◆ **Aufgaben zur Übung**:
A) Beantworten Sie anhand des Textes über Neusäß die folgenden Fragen:
(i) In welcher Richtung verläuft die Schmutter?
(ii) Mit welchen Gemeinden bildet Neusäß den Speckgürtel von Augsburg?
(iii) Wie hoch ist der Kobelberg?
B) Führen Sie den Text über Neusäß im Anschluss an seinen letzten Satz fort.

◆ **Text zum Lesen**:

Die Gemeindeteile liegen dabei auf beiden Seiten der in Süd-Nord-Richtung verlaufenden Schmutter. Dieser kleinere Fluss läuft relativ naturbelassen durch das Schmuttertal. Westlich vom Schmuttertal liegen von Norden nach Süden die kleineren Gemeindeteile Hammel (ca. 800 Einwohner), Ottmarshausen (1600), Hainhofen (1000) und Schlipsheim (500), östlich davon die größeren Gemeindeteile Täfertingen (1700), Neusäß (8600), Westheim bei Augsburg (3500) und Steppach bei Augsburg (4000).
Auch wenn in Neusäß durchaus einige Betriebe mit lokaler Bedeutung ansässig sind, so sind Neusäß und seine Gemeindeteile wirtschaftlich doch sehr stark an die Großstadt Augsburg gebunden. Die Bebauung in den Gemeindeteilen Neusäß, Westheim und Steppach grenzt teilweise unmittelbar an die von Augsburg an. Diese Abhängigkeit ist nicht nur wirtschaftlich, sondern auch in den Bereichen Kultur und Freizeit zu finden. Zusammen mit Friedberg, Gersthofen, Stadtbergen und Königsbrunn bildet Neusäß den Speckgürtel von Augsburg. Diese fünf an Augsburger Bebauung unmittelbar anschließenden Umlandgemeinden sind im Gegensatz zur Großstadt finanziell deutlich stärker gestellt. Neusäß ist dabei im Wesentlichen eine Wohngegend von Augsburg.
Die höchste Erhebung ist der Kobelberg mit 528,5 m, der zwischen Steppach und Westheim liegt. Der Kobel war ein vor allem von der Mitte des 19. Jahrhunderts (Bau der Eisenbahnlinie Augsburg–Ulm mit Station in Westheim) bis Mitte des 20. Jahrhunderts (Abriss der Kobelgaststätte) beliebtes Wallfahrtsziel (Kobelkirche Maria Loreto), von dem man einen guten Blick auf Augsburg und die umliegenden Ortschaften hat.
Geschichte
Acht Dörfer
Die acht ehemals eigenständigen Dörfer, aus denen das heutige Neusäß besteht, blicken auf eine lange Geschichte zurück.

◆ **Bereitgestelltes Material**:
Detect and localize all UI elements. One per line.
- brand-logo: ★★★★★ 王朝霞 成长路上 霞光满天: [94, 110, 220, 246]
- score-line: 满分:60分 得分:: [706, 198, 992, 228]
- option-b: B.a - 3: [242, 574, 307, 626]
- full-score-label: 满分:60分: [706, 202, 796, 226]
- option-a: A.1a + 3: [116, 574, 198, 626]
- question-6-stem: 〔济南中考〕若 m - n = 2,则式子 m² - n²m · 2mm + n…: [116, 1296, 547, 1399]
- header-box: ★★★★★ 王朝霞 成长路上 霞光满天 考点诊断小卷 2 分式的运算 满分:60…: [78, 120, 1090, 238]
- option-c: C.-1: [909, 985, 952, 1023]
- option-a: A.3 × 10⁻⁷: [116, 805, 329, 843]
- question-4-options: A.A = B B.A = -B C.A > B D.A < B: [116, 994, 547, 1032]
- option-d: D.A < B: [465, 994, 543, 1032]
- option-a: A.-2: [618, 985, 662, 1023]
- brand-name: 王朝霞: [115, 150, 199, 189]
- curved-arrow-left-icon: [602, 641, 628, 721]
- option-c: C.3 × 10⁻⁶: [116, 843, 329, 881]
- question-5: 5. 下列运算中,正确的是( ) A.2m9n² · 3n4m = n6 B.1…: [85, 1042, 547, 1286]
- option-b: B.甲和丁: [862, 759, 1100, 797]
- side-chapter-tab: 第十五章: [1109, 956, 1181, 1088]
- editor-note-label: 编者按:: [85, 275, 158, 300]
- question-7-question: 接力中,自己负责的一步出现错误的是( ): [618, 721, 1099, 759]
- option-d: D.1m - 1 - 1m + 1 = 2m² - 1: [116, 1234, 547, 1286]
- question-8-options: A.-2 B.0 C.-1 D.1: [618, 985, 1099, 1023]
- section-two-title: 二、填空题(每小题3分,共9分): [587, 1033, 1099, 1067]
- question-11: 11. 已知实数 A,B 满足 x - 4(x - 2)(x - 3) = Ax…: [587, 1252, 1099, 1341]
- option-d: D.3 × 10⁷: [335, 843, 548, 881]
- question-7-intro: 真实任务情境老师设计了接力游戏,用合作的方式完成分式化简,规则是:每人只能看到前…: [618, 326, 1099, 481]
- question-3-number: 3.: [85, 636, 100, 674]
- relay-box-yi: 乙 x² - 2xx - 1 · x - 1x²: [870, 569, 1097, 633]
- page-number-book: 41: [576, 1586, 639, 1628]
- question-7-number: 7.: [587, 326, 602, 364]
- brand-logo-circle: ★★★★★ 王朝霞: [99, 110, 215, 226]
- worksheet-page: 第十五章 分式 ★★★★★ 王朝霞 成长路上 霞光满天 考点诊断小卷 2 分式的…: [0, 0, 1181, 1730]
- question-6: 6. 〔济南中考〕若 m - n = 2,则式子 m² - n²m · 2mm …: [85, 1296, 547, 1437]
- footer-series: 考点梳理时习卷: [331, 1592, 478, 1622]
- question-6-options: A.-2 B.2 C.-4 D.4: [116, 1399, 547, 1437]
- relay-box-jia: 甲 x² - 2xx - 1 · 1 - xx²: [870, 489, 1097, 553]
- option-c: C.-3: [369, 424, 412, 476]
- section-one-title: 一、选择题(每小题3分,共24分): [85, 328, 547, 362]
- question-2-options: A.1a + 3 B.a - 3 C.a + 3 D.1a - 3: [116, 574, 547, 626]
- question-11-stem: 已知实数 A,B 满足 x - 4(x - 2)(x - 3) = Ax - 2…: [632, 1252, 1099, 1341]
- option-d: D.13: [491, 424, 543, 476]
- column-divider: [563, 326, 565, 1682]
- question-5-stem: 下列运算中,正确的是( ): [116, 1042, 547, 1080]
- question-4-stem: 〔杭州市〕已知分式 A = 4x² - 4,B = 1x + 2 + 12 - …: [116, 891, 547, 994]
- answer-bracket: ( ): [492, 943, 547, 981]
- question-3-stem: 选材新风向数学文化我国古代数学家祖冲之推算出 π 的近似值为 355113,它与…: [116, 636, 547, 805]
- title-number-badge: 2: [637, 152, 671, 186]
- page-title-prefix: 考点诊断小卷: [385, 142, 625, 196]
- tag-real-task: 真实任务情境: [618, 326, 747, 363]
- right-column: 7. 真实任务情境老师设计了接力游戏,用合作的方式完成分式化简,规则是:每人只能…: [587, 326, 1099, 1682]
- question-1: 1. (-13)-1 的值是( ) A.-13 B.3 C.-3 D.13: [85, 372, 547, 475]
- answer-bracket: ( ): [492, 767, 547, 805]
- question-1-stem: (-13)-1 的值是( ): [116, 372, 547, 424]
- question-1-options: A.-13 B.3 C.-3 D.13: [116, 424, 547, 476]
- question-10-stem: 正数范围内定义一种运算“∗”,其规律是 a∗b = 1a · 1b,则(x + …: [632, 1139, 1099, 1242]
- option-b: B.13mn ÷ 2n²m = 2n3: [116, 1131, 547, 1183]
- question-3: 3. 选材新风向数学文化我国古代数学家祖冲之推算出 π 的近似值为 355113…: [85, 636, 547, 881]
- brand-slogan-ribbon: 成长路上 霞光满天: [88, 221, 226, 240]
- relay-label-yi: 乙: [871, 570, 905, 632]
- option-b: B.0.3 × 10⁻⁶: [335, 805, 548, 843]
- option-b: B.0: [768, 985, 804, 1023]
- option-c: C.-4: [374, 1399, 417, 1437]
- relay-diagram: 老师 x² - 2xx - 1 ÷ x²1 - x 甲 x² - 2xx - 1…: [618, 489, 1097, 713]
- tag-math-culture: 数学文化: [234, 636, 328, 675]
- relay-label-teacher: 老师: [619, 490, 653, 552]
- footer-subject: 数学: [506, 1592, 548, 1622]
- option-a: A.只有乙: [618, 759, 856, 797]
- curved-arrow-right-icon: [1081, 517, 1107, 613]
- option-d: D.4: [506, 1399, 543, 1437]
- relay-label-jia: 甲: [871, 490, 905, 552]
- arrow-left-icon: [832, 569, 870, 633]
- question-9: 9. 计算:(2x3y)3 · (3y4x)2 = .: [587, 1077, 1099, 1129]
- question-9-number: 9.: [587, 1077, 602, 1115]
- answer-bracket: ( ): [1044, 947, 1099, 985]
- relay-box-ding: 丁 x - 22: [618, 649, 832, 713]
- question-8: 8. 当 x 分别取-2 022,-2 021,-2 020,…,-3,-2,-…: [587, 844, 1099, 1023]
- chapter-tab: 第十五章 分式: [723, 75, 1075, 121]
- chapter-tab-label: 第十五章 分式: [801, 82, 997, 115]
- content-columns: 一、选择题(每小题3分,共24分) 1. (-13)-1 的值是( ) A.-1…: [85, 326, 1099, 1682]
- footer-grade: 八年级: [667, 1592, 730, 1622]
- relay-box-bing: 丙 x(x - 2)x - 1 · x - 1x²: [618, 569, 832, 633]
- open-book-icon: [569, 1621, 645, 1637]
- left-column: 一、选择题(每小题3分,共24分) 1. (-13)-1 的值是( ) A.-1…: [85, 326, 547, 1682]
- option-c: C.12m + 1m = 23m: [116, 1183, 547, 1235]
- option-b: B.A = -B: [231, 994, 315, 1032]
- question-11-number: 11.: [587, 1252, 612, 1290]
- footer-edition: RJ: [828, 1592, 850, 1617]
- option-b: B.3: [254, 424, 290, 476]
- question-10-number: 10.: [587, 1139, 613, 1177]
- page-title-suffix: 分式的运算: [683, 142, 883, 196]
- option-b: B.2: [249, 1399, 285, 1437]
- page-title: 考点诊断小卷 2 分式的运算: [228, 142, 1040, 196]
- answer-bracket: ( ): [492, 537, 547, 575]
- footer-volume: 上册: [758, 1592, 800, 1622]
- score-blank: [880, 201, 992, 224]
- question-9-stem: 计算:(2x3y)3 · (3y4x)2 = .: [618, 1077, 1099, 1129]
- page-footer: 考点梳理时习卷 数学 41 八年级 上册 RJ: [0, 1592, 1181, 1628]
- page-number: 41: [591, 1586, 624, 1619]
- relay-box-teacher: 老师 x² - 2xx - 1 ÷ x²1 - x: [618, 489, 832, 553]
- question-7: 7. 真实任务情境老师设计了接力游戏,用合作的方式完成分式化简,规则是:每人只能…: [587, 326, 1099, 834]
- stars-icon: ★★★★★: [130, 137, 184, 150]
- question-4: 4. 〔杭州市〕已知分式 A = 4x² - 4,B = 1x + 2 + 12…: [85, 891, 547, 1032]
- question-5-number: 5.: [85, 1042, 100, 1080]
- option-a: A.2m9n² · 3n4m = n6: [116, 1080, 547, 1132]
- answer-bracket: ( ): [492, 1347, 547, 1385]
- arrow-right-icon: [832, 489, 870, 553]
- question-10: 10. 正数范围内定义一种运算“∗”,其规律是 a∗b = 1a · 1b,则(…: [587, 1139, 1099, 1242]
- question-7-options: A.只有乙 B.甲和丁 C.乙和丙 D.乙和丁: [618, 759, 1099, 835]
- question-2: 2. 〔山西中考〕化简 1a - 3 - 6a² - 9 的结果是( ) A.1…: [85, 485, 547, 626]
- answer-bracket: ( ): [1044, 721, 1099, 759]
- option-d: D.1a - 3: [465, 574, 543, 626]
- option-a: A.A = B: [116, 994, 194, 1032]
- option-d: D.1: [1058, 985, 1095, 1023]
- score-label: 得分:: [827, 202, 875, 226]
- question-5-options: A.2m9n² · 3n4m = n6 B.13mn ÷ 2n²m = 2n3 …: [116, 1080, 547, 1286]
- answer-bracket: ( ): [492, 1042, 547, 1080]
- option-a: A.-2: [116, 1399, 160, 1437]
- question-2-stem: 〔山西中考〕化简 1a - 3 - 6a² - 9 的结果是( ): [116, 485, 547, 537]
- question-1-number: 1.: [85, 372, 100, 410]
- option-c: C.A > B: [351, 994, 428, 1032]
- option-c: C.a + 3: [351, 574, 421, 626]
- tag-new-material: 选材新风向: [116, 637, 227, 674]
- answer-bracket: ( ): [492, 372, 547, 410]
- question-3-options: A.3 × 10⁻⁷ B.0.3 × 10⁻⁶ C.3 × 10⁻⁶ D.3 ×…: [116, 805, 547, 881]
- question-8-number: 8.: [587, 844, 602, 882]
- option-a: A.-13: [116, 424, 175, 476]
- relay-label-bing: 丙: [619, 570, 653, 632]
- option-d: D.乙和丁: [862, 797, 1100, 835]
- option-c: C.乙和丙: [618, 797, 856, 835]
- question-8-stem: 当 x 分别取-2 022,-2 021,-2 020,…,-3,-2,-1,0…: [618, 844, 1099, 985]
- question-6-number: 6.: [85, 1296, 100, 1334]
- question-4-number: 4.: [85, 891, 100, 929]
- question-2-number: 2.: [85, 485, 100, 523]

◆ **Gelöste Aufgaben**:
A)
(i) In Süd-Nord-Richtung.
(ii) Mit Friedberg, Gersthofen, Stadtbergen und Königsbrunn.
(iii) 528,5 m.

B)
Der Gemeindeteil Neusäß, der seit dem Zusammenschluss zur Gemeinde zur Unterscheidung auch „Alt-Neusäß“ genannt wird, geht auf das 11. Jahrhundert zurück. Zu der Zeit siedelten sich mehrere Bauern um einen kleinen See an und nannten ihren Ort „Niusazen“ (etwa „Neuer Wohnsitz“), was später zu „Neusäß“ wurde. Der See wurde später trockengelegt. Heute befindet sich an dieser Stelle ein Spielplatz. Die Patrizierfamilie der Rembolds erbaute ein Schloss, das im Dreißigjährigen Krieg zerstört wurde. Erhalten ist eine Kapelle aus dem 16. Jahrhundert. Neusäß war zwar lange unbedeutend klein neben seinen Nachbardörfern geblieben (siehe Karte rechts), erfuhr aber dann im 19. und 20. Jahrhundert ein so starkes Wachstum, dass dieses Dorf zum einwohnermäßig größten Gemeindeteil anwuchs.
Im Gemeindeteil Täfertingen fand man Alemannengräber als Zeichen einer frühen Besiedelung. Täfertingen wurde vermutlich bereits im 6. oder 7. Jahrhundert gegründet und ist damit der älteste Gemeindeteil.
Der Gemeindeteil Hammel wurde erstmals urkundlich im 12. Jahrhundert erwähnt und geht vermutlich auf eine heute nicht mehr existierende Burg mit Kloster am Hammelberg zurück. Im 17. Jahrhundert wurde das heute noch bewohnte Schloss Hammel erbaut. Fast dreihundert Jahre lang gab es neben dem Schloss nur wenige Häuser in Hammel.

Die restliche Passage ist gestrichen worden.